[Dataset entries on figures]

++++++++

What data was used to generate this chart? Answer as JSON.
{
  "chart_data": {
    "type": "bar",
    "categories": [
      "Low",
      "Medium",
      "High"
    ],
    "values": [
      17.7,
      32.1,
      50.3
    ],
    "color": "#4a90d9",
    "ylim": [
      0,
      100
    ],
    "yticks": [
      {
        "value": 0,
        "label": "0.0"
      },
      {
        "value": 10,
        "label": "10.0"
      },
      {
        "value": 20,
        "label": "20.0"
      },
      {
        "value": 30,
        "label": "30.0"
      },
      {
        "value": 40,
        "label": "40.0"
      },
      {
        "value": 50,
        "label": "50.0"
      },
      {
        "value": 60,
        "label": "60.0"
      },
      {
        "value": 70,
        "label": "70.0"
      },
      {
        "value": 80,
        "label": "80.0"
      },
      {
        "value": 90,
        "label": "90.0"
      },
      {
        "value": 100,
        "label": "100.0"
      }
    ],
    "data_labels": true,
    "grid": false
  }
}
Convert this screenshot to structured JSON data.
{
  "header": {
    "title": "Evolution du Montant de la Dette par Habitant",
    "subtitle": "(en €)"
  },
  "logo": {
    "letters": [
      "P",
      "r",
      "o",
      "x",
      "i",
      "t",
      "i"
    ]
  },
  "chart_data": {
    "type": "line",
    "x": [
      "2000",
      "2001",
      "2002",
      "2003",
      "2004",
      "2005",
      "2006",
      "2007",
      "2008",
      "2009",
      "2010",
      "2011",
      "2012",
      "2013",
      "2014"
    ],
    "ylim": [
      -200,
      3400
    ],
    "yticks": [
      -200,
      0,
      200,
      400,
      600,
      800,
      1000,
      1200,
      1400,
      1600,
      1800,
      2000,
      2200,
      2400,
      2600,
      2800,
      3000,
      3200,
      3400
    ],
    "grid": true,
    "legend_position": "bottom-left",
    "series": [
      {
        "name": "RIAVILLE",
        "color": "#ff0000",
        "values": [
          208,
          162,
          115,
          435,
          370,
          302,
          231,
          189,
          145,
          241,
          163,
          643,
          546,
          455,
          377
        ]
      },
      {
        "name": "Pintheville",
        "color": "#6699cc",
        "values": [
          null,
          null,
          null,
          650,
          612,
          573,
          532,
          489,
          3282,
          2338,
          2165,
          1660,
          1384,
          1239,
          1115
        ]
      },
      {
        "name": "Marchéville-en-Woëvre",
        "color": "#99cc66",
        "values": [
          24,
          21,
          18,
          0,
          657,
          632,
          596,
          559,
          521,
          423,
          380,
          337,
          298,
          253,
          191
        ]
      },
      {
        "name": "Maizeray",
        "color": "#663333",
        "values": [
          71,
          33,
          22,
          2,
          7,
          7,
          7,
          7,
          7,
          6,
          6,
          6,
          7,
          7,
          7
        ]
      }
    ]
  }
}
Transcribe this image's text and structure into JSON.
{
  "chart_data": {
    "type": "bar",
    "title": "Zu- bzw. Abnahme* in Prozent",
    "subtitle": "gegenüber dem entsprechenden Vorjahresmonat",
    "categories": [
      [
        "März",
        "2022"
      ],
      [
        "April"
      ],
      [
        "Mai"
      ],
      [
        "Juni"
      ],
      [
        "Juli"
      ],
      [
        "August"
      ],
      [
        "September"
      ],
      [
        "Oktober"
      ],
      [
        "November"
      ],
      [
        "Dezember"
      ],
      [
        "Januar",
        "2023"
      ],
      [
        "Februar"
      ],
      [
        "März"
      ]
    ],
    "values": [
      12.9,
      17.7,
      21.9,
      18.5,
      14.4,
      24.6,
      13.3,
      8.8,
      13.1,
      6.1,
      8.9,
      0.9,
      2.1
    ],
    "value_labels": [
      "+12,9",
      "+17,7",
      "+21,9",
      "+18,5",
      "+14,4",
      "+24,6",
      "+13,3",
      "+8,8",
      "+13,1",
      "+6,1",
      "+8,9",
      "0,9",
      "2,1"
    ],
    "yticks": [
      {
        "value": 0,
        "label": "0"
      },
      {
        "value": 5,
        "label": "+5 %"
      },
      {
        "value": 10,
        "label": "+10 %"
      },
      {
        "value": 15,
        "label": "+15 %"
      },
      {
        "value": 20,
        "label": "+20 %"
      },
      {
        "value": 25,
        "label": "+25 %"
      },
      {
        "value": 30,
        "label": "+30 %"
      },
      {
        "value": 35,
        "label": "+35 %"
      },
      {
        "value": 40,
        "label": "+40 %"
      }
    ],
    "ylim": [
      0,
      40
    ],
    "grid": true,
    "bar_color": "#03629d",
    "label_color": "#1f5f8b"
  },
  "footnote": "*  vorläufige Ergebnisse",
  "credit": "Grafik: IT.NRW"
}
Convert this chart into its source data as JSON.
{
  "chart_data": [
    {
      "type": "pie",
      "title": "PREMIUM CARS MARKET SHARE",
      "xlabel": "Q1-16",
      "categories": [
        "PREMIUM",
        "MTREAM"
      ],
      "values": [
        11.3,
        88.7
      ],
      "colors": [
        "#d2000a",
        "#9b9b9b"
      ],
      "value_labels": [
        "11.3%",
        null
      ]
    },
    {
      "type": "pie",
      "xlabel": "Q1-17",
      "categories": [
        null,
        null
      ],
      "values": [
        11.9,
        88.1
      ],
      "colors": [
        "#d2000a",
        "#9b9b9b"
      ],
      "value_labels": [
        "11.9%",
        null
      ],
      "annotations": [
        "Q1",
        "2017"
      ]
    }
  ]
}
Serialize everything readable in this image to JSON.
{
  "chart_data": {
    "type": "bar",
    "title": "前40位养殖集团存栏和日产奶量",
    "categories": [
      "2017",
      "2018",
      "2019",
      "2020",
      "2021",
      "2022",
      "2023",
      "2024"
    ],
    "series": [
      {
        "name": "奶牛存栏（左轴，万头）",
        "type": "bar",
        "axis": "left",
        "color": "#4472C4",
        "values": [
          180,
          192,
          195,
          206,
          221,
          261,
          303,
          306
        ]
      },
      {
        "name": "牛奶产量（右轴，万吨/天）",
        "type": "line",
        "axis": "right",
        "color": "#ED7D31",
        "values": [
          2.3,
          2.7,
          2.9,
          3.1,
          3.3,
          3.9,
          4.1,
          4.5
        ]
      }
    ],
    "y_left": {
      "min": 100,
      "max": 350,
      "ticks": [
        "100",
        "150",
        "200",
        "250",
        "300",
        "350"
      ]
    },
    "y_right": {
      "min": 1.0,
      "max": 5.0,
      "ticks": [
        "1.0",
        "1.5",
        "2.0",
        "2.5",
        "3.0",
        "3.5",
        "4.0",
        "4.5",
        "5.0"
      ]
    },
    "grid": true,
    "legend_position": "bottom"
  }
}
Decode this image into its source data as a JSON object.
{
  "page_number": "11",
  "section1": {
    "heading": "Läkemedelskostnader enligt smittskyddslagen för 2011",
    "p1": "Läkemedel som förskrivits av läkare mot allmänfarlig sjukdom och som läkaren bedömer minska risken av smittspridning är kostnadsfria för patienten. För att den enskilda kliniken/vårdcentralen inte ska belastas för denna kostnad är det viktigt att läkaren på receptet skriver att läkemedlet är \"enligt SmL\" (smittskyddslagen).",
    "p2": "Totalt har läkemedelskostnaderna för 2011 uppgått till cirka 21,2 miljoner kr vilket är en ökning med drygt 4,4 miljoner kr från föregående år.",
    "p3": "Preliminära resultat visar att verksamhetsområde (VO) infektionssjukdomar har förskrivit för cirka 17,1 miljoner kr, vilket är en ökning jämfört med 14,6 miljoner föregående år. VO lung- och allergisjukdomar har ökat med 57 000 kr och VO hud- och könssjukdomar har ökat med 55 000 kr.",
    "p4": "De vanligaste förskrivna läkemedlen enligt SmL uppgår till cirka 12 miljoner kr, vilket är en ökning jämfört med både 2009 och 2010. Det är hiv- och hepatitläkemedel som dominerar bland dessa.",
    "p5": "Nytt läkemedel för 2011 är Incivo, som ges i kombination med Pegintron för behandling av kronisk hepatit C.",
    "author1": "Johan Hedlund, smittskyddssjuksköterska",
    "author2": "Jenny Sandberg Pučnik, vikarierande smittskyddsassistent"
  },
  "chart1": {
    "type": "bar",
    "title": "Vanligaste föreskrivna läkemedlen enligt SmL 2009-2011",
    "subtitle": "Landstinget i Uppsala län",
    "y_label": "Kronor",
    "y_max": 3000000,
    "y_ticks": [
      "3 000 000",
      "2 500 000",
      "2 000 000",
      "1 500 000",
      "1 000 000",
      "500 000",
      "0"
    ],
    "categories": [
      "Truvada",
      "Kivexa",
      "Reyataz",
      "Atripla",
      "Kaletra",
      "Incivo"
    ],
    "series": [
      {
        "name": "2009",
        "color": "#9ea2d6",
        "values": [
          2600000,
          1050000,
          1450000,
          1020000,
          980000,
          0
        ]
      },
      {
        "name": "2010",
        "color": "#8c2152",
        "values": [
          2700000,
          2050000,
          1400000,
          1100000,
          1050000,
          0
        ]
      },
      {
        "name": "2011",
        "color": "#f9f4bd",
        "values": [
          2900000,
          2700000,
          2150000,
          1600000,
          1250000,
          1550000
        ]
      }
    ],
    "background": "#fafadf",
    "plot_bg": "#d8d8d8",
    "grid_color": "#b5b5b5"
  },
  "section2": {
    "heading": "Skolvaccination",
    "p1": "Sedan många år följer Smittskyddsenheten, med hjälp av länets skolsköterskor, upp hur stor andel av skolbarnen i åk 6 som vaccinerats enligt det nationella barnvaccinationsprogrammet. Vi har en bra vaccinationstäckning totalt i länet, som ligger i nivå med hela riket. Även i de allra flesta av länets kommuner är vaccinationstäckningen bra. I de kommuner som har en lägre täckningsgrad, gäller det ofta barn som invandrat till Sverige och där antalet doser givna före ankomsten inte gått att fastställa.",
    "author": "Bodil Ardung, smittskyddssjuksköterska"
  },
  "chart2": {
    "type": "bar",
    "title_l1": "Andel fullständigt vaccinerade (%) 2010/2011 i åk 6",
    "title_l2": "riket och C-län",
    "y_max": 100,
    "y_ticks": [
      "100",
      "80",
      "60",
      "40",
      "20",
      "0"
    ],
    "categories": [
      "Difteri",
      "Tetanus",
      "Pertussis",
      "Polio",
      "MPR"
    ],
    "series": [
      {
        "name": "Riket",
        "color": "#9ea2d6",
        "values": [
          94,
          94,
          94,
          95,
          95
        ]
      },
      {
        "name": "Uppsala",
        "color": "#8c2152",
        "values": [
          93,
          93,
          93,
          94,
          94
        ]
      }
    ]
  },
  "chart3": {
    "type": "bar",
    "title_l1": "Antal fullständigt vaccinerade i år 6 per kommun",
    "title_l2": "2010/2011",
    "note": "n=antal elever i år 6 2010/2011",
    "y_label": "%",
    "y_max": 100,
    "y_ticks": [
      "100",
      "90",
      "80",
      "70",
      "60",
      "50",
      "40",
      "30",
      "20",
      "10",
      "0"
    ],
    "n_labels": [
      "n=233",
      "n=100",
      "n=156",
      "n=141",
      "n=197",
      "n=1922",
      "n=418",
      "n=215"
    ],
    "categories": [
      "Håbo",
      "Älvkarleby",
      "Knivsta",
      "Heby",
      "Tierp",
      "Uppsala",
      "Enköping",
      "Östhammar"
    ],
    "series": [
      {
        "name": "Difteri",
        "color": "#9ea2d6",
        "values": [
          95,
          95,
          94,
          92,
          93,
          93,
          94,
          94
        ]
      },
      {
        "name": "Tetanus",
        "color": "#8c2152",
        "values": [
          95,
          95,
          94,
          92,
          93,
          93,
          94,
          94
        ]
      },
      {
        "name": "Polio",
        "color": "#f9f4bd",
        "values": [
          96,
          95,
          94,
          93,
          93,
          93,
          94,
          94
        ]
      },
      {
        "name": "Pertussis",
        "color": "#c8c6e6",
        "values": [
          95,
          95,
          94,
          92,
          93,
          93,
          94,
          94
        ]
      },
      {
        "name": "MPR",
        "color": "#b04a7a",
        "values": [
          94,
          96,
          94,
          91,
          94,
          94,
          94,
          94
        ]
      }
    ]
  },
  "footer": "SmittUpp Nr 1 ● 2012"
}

++++++++

What to work on —
Show the lines of the data that hold the word "smittskyddssjuksköterska".

Output —
    "author1": "Johan Hedlund, smittskyddssjuksköterska",
    "author": "Bodil Ardung, smittskyddssjuksköterska"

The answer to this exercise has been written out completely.